Element-and-box listings »
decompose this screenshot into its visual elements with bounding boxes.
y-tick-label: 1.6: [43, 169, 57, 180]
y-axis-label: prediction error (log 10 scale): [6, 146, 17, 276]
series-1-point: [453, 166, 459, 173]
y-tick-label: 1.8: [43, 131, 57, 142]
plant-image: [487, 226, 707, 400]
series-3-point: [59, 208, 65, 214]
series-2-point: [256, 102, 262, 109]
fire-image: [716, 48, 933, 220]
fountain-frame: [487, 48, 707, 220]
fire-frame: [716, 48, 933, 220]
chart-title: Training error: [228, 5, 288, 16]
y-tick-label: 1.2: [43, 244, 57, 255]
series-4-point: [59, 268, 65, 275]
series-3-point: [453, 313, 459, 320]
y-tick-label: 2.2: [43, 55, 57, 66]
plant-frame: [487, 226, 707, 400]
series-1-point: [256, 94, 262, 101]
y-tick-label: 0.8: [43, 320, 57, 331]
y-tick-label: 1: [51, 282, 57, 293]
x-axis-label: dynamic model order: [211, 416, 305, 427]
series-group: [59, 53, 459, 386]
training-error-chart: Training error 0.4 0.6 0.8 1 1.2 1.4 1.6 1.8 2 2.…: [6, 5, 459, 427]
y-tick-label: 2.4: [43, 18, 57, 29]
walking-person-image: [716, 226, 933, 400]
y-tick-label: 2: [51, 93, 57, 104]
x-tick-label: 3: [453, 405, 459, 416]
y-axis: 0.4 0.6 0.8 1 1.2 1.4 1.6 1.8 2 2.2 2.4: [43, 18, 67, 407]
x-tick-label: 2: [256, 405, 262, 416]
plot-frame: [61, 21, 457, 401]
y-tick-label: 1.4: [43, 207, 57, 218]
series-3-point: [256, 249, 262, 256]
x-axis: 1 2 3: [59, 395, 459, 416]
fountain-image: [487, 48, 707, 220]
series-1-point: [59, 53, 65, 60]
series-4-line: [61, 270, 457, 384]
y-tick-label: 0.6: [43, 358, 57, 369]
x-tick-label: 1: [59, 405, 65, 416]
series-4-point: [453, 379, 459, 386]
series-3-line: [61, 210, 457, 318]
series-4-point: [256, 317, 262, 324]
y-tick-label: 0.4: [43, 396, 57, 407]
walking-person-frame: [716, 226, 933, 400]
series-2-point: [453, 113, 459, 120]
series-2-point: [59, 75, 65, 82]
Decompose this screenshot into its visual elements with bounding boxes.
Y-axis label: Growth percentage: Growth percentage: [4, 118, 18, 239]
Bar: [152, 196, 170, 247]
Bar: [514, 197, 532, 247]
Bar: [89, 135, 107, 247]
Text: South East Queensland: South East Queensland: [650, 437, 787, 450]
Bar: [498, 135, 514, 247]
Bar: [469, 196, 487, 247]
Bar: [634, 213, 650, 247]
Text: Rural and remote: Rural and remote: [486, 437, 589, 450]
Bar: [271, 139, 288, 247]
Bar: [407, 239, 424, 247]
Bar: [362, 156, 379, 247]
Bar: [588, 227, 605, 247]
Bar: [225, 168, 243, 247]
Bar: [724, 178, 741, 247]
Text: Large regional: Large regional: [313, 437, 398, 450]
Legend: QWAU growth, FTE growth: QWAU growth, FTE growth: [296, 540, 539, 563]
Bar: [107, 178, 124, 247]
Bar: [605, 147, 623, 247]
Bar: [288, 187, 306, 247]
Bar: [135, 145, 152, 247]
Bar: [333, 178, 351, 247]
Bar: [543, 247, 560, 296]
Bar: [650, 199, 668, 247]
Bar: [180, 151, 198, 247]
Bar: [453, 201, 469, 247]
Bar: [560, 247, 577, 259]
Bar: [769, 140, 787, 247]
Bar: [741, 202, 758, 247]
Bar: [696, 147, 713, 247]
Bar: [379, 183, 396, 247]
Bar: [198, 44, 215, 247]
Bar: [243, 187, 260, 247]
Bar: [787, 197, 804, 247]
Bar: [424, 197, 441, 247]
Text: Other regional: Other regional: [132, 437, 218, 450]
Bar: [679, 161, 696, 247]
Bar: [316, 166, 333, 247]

Your goal »
Take the listing from its start through the line containing "fountain-frame: [487, 48, 707, 220]", and write those lines out again with "y-tick-label" switched to "y-axis-tick" and nothing else changed.

Result of this exercise »
decompose this screenshot into its visual elements with bounding boxes.
y-axis-tick: 1.6: [43, 169, 57, 180]
y-axis-label: prediction error (log 10 scale): [6, 146, 17, 276]
series-1-point: [453, 166, 459, 173]
y-axis-tick: 1.8: [43, 131, 57, 142]
plant-image: [487, 226, 707, 400]
series-3-point: [59, 208, 65, 214]
series-2-point: [256, 102, 262, 109]
fire-image: [716, 48, 933, 220]
fountain-frame: [487, 48, 707, 220]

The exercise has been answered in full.